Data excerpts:
·····

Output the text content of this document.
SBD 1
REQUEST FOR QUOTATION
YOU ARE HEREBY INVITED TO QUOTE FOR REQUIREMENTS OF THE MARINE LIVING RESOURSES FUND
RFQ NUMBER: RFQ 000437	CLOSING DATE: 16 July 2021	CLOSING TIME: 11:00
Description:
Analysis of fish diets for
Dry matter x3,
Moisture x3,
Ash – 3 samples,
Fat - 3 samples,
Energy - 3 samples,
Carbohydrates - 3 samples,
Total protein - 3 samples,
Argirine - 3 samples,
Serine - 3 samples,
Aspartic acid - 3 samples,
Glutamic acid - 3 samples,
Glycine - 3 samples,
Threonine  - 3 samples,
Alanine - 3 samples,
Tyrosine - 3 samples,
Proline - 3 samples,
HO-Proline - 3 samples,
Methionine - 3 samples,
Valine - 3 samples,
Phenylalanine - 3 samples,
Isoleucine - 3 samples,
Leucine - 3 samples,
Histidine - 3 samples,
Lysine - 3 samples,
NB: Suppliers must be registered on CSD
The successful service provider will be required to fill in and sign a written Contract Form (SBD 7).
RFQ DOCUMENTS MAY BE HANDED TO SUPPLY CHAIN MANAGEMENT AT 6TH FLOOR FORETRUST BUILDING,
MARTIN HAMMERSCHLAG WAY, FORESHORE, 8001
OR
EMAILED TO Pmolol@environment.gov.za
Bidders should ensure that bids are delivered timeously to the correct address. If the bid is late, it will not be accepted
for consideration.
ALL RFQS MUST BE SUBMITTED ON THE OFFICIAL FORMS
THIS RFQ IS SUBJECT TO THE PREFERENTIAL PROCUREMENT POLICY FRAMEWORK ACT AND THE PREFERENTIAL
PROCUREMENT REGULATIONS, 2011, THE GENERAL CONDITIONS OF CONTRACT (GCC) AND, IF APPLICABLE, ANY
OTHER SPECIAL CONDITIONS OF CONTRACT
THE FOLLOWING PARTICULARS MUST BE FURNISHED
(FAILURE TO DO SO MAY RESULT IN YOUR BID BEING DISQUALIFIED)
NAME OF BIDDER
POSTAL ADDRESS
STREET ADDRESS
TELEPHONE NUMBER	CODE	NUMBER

·····

• [Description of the task]
Scan the data above and copy every line with "CONDITIONS" in it.

• [Written solution]
PROCUREMENT REGULATIONS, 2011, THE GENERAL CONDITIONS OF CONTRACT (GCC) AND, IF APPLICABLE, ANY
OTHER SPECIAL CONDITIONS OF CONTRACT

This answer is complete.